[START]
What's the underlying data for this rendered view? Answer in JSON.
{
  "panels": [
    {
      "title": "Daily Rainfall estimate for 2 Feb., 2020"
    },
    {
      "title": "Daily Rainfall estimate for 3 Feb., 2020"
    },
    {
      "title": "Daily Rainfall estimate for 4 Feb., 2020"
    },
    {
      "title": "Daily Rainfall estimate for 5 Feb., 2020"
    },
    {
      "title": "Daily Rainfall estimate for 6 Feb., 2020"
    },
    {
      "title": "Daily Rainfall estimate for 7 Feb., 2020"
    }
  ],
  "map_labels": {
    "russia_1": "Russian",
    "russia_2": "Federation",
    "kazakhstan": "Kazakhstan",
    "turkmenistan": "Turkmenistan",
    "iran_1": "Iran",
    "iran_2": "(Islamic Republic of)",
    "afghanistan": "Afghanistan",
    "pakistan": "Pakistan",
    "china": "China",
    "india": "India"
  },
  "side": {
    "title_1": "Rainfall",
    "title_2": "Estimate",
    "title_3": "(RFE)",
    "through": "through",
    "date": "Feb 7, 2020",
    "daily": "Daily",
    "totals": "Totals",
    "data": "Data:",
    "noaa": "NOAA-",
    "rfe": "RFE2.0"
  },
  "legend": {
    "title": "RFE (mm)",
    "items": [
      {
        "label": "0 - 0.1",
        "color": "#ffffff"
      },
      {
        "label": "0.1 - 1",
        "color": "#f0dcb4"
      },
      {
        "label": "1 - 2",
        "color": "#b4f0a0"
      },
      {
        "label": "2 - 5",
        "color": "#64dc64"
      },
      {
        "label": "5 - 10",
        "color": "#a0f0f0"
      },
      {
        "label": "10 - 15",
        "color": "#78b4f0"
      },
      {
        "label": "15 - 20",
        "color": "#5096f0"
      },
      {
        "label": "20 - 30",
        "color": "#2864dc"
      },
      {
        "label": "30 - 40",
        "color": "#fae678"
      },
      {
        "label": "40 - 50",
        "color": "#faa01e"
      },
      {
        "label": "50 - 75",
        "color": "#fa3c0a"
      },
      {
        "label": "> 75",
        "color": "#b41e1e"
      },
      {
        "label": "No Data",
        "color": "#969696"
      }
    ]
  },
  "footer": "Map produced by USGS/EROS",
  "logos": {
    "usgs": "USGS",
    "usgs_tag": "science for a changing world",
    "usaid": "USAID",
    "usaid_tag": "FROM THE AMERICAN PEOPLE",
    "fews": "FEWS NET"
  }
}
[END]
» Your goal: Write down all the entries again without a single difference.

» Result of the task:
What's the underlying data for this rendered view? Answer in JSON.
{
  "panels": [
    {
      "title": "Daily Rainfall estimate for 2 Feb., 2020"
    },
    {
      "title": "Daily Rainfall estimate for 3 Feb., 2020"
    },
    {
      "title": "Daily Rainfall estimate for 4 Feb., 2020"
    },
    {
      "title": "Daily Rainfall estimate for 5 Feb., 2020"
    },
    {
      "title": "Daily Rainfall estimate for 6 Feb., 2020"
    },
    {
      "title": "Daily Rainfall estimate for 7 Feb., 2020"
    }
  ],
  "map_labels": {
    "russia_1": "Russian",
    "russia_2": "Federation",
    "kazakhstan": "Kazakhstan",
    "turkmenistan": "Turkmenistan",
    "iran_1": "Iran",
    "iran_2": "(Islamic Republic of)",
    "afghanistan": "Afghanistan",
    "pakistan": "Pakistan",
    "china": "China",
    "india": "India"
  },
  "side": {
    "title_1": "Rainfall",
    "title_2": "Estimate",
    "title_3": "(RFE)",
    "through": "through",
    "date": "Feb 7, 2020",
    "daily": "Daily",
    "totals": "Totals",
    "data": "Data:",
    "noaa": "NOAA-",
    "rfe": "RFE2.0"
  },
  "legend": {
    "title": "RFE (mm)",
    "items": [
      {
        "label": "0 - 0.1",
        "color": "#ffffff"
      },
      {
        "label": "0.1 - 1",
        "color": "#f0dcb4"
      },
      {
        "label": "1 - 2",
        "color": "#b4f0a0"
      },
      {
        "label": "2 - 5",
        "color": "#64dc64"
      },
      {
        "label": "5 - 10",
        "color": "#a0f0f0"
      },
      {
        "label": "10 - 15",
        "color": "#78b4f0"
      },
      {
        "label": "15 - 20",
        "color": "#5096f0"
      },
      {
        "label": "20 - 30",
        "color": "#2864dc"
      },
      {
        "label": "30 - 40",
        "color": "#fae678"
      },
      {
        "label": "40 - 50",
        "color": "#faa01e"
      },
      {
        "label": "50 - 75",
        "color": "#fa3c0a"
      },
      {
        "label": "> 75",
        "color": "#b41e1e"
      },
      {
        "label": "No Data",
        "color": "#969696"
      }
    ]
  },
  "footer": "Map produced by USGS/EROS",
  "logos": {
    "usgs": "USGS",
    "usgs_tag": "science for a changing world",
    "usaid": "USAID",
    "usaid_tag": "FROM THE AMERICAN PEOPLE",
    "fews": "FEWS NET"
  }
}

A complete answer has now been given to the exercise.